• PROBLEM DESCRIPTION:
All of the entries need to be written out again, exactly as they are.

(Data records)
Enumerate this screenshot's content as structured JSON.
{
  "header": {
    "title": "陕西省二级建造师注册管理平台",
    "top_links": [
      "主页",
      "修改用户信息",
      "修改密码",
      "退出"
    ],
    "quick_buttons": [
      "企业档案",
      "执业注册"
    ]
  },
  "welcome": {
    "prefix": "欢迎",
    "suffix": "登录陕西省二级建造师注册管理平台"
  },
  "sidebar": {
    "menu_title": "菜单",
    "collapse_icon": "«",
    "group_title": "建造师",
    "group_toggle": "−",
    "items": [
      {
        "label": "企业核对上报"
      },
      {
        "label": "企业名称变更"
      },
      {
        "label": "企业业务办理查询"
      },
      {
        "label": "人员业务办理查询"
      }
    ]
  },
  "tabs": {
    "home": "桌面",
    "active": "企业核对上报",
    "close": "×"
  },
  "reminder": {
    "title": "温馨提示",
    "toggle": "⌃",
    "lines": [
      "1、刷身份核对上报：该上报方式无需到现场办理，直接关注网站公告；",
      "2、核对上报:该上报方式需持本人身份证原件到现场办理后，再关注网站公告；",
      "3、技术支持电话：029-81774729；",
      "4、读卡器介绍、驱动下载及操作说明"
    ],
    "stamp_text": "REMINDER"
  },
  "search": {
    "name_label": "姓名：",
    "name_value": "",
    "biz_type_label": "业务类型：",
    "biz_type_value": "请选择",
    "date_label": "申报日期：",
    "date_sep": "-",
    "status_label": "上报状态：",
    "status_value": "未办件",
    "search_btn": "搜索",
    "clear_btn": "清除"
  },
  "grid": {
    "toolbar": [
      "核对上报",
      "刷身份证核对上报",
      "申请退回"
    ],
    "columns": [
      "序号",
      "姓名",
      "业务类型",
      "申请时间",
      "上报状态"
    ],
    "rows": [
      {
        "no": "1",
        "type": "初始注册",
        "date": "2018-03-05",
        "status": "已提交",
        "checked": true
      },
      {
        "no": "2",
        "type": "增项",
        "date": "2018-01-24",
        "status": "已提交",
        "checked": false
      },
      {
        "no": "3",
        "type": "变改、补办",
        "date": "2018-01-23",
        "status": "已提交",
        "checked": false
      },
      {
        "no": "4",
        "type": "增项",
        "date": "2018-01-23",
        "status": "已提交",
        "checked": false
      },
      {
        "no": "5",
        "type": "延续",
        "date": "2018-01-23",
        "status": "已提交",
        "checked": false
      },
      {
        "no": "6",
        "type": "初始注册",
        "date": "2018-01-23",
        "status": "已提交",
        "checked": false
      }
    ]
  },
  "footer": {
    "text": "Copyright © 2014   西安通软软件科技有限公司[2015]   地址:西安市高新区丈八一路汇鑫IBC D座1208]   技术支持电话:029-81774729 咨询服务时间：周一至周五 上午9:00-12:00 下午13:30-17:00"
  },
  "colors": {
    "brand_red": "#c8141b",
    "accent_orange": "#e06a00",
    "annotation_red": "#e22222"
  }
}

• RESPONSE TO THIS TASK:
Enumerate this screenshot's content as structured JSON.
{
  "header": {
    "title": "陕西省二级建造师注册管理平台",
    "top_links": [
      "主页",
      "修改用户信息",
      "修改密码",
      "退出"
    ],
    "quick_buttons": [
      "企业档案",
      "执业注册"
    ]
  },
  "welcome": {
    "prefix": "欢迎",
    "suffix": "登录陕西省二级建造师注册管理平台"
  },
  "sidebar": {
    "menu_title": "菜单",
    "collapse_icon": "«",
    "group_title": "建造师",
    "group_toggle": "−",
    "items": [
      {
        "label": "企业核对上报"
      },
      {
        "label": "企业名称变更"
      },
      {
        "label": "企业业务办理查询"
      },
      {
        "label": "人员业务办理查询"
      }
    ]
  },
  "tabs": {
    "home": "桌面",
    "active": "企业核对上报",
    "close": "×"
  },
  "reminder": {
    "title": "温馨提示",
    "toggle": "⌃",
    "lines": [
      "1、刷身份核对上报：该上报方式无需到现场办理，直接关注网站公告；",
      "2、核对上报:该上报方式需持本人身份证原件到现场办理后，再关注网站公告；",
      "3、技术支持电话：029-81774729；",
      "4、读卡器介绍、驱动下载及操作说明"
    ],
    "stamp_text": "REMINDER"
  },
  "search": {
    "name_label": "姓名：",
    "name_value": "",
    "biz_type_label": "业务类型：",
    "biz_type_value": "请选择",
    "date_label": "申报日期：",
    "date_sep": "-",
    "status_label": "上报状态：",
    "status_value": "未办件",
    "search_btn": "搜索",
    "clear_btn": "清除"
  },
  "grid": {
    "toolbar": [
      "核对上报",
      "刷身份证核对上报",
      "申请退回"
    ],
    "columns": [
      "序号",
      "姓名",
      "业务类型",
      "申请时间",
      "上报状态"
    ],
    "rows": [
      {
        "no": "1",
        "type": "初始注册",
        "date": "2018-03-05",
        "status": "已提交",
        "checked": true
      },
      {
        "no": "2",
        "type": "增项",
        "date": "2018-01-24",
        "status": "已提交",
        "checked": false
      },
      {
        "no": "3",
        "type": "变改、补办",
        "date": "2018-01-23",
        "status": "已提交",
        "checked": false
      },
      {
        "no": "4",
        "type": "增项",
        "date": "2018-01-23",
        "status": "已提交",
        "checked": false
      },
      {
        "no": "5",
        "type": "延续",
        "date": "2018-01-23",
        "status": "已提交",
        "checked": false
      },
      {
        "no": "6",
        "type": "初始注册",
        "date": "2018-01-23",
        "status": "已提交",
        "checked": false
      }
    ]
  },
  "footer": {
    "text": "Copyright © 2014   西安通软软件科技有限公司[2015]   地址:西安市高新区丈八一路汇鑫IBC D座1208]   技术支持电话:029-81774729 咨询服务时间：周一至周五 上午9:00-12:00 下午13:30-17:00"
  },
  "colors": {
    "brand_red": "#c8141b",
    "accent_orange": "#e06a00",
    "annotation_red": "#e22222"
  }
}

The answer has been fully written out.